## Exercise requirements
Look at the entries below and reproduce them exactly.

## Data supplied
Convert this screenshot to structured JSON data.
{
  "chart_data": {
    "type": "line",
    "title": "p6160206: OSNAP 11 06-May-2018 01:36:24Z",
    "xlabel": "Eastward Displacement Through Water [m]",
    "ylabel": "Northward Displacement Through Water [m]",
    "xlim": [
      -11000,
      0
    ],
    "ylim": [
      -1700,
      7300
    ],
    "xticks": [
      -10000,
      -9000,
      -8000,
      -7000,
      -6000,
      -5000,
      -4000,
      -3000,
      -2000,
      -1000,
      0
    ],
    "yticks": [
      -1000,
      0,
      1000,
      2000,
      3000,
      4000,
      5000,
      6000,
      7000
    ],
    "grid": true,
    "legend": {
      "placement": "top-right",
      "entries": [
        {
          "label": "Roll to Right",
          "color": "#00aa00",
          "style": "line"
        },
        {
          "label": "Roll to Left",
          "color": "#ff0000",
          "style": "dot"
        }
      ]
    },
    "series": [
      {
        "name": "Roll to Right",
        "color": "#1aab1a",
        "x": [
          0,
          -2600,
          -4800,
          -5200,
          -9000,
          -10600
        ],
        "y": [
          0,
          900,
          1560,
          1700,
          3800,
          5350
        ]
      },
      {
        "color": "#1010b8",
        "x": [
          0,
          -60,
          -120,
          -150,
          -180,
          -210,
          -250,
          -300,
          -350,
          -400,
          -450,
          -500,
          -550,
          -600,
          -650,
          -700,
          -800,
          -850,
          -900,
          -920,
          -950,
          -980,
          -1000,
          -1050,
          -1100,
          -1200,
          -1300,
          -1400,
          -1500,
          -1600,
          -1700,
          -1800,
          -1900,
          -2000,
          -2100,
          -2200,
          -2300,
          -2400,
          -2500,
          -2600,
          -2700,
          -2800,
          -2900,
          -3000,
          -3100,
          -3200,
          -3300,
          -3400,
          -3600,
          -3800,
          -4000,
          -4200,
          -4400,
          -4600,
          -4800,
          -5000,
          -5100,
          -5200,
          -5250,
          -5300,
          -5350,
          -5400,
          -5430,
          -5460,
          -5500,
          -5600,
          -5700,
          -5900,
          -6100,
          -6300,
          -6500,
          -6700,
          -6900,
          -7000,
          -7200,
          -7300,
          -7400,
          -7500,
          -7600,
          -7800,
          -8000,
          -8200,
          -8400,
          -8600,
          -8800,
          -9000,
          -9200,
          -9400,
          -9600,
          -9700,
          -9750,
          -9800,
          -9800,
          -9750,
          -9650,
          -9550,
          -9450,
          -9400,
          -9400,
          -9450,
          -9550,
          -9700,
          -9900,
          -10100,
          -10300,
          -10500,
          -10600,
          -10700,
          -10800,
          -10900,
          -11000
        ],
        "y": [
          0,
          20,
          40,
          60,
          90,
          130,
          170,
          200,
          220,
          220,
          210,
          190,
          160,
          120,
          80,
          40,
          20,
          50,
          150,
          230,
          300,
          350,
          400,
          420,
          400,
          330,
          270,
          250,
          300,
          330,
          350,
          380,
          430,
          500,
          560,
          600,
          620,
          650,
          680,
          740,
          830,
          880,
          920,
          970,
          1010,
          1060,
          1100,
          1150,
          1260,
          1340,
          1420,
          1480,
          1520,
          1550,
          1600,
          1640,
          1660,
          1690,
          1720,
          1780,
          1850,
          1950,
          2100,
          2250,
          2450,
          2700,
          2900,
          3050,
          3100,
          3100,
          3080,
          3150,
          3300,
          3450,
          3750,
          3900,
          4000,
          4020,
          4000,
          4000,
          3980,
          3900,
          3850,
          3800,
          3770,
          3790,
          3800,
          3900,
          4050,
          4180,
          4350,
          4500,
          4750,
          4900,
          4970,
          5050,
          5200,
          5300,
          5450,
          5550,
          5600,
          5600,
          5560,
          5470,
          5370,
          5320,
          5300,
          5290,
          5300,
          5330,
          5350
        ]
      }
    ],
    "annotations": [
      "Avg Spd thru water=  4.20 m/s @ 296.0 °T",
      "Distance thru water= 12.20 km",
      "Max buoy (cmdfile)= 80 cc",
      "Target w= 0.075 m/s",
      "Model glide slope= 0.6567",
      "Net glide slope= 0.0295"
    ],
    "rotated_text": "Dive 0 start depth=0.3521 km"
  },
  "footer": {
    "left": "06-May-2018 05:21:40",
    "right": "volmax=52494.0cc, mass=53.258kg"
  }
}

## Task response
Convert this screenshot to structured JSON data.
{
  "chart_data": {
    "type": "line",
    "title": "p6160206: OSNAP 11 06-May-2018 01:36:24Z",
    "xlabel": "Eastward Displacement Through Water [m]",
    "ylabel": "Northward Displacement Through Water [m]",
    "xlim": [
      -11000,
      0
    ],
    "ylim": [
      -1700,
      7300
    ],
    "xticks": [
      -10000,
      -9000,
      -8000,
      -7000,
      -6000,
      -5000,
      -4000,
      -3000,
      -2000,
      -1000,
      0
    ],
    "yticks": [
      -1000,
      0,
      1000,
      2000,
      3000,
      4000,
      5000,
      6000,
      7000
    ],
    "grid": true,
    "legend": {
      "placement": "top-right",
      "entries": [
        {
          "label": "Roll to Right",
          "color": "#00aa00",
          "style": "line"
        },
        {
          "label": "Roll to Left",
          "color": "#ff0000",
          "style": "dot"
        }
      ]
    },
    "series": [
      {
        "name": "Roll to Right",
        "color": "#1aab1a",
        "x": [
          0,
          -2600,
          -4800,
          -5200,
          -9000,
          -10600
        ],
        "y": [
          0,
          900,
          1560,
          1700,
          3800,
          5350
        ]
      },
      {
        "color": "#1010b8",
        "x": [
          0,
          -60,
          -120,
          -150,
          -180,
          -210,
          -250,
          -300,
          -350,
          -400,
          -450,
          -500,
          -550,
          -600,
          -650,
          -700,
          -800,
          -850,
          -900,
          -920,
          -950,
          -980,
          -1000,
          -1050,
          -1100,
          -1200,
          -1300,
          -1400,
          -1500,
          -1600,
          -1700,
          -1800,
          -1900,
          -2000,
          -2100,
          -2200,
          -2300,
          -2400,
          -2500,
          -2600,
          -2700,
          -2800,
          -2900,
          -3000,
          -3100,
          -3200,
          -3300,
          -3400,
          -3600,
          -3800,
          -4000,
          -4200,
          -4400,
          -4600,
          -4800,
          -5000,
          -5100,
          -5200,
          -5250,
          -5300,
          -5350,
          -5400,
          -5430,
          -5460,
          -5500,
          -5600,
          -5700,
          -5900,
          -6100,
          -6300,
          -6500,
          -6700,
          -6900,
          -7000,
          -7200,
          -7300,
          -7400,
          -7500,
          -7600,
          -7800,
          -8000,
          -8200,
          -8400,
          -8600,
          -8800,
          -9000,
          -9200,
          -9400,
          -9600,
          -9700,
          -9750,
          -9800,
          -9800,
          -9750,
          -9650,
          -9550,
          -9450,
          -9400,
          -9400,
          -9450,
          -9550,
          -9700,
          -9900,
          -10100,
          -10300,
          -10500,
          -10600,
          -10700,
          -10800,
          -10900,
          -11000
        ],
        "y": [
          0,
          20,
          40,
          60,
          90,
          130,
          170,
          200,
          220,
          220,
          210,
          190,
          160,
          120,
          80,
          40,
          20,
          50,
          150,
          230,
          300,
          350,
          400,
          420,
          400,
          330,
          270,
          250,
          300,
          330,
          350,
          380,
          430,
          500,
          560,
          600,
          620,
          650,
          680,
          740,
          830,
          880,
          920,
          970,
          1010,
          1060,
          1100,
          1150,
          1260,
          1340,
          1420,
          1480,
          1520,
          1550,
          1600,
          1640,
          1660,
          1690,
          1720,
          1780,
          1850,
          1950,
          2100,
          2250,
          2450,
          2700,
          2900,
          3050,
          3100,
          3100,
          3080,
          3150,
          3300,
          3450,
          3750,
          3900,
          4000,
          4020,
          4000,
          4000,
          3980,
          3900,
          3850,
          3800,
          3770,
          3790,
          3800,
          3900,
          4050,
          4180,
          4350,
          4500,
          4750,
          4900,
          4970,
          5050,
          5200,
          5300,
          5450,
          5550,
          5600,
          5600,
          5560,
          5470,
          5370,
          5320,
          5300,
          5290,
          5300,
          5330,
          5350
        ]
      }
    ],
    "annotations": [
      "Avg Spd thru water=  4.20 m/s @ 296.0 °T",
      "Distance thru water= 12.20 km",
      "Max buoy (cmdfile)= 80 cc",
      "Target w= 0.075 m/s",
      "Model glide slope= 0.6567",
      "Net glide slope= 0.0295"
    ],
    "rotated_text": "Dive 0 start depth=0.3521 km"
  },
  "footer": {
    "left": "06-May-2018 05:21:40",
    "right": "volmax=52494.0cc, mass=53.258kg"
  }
}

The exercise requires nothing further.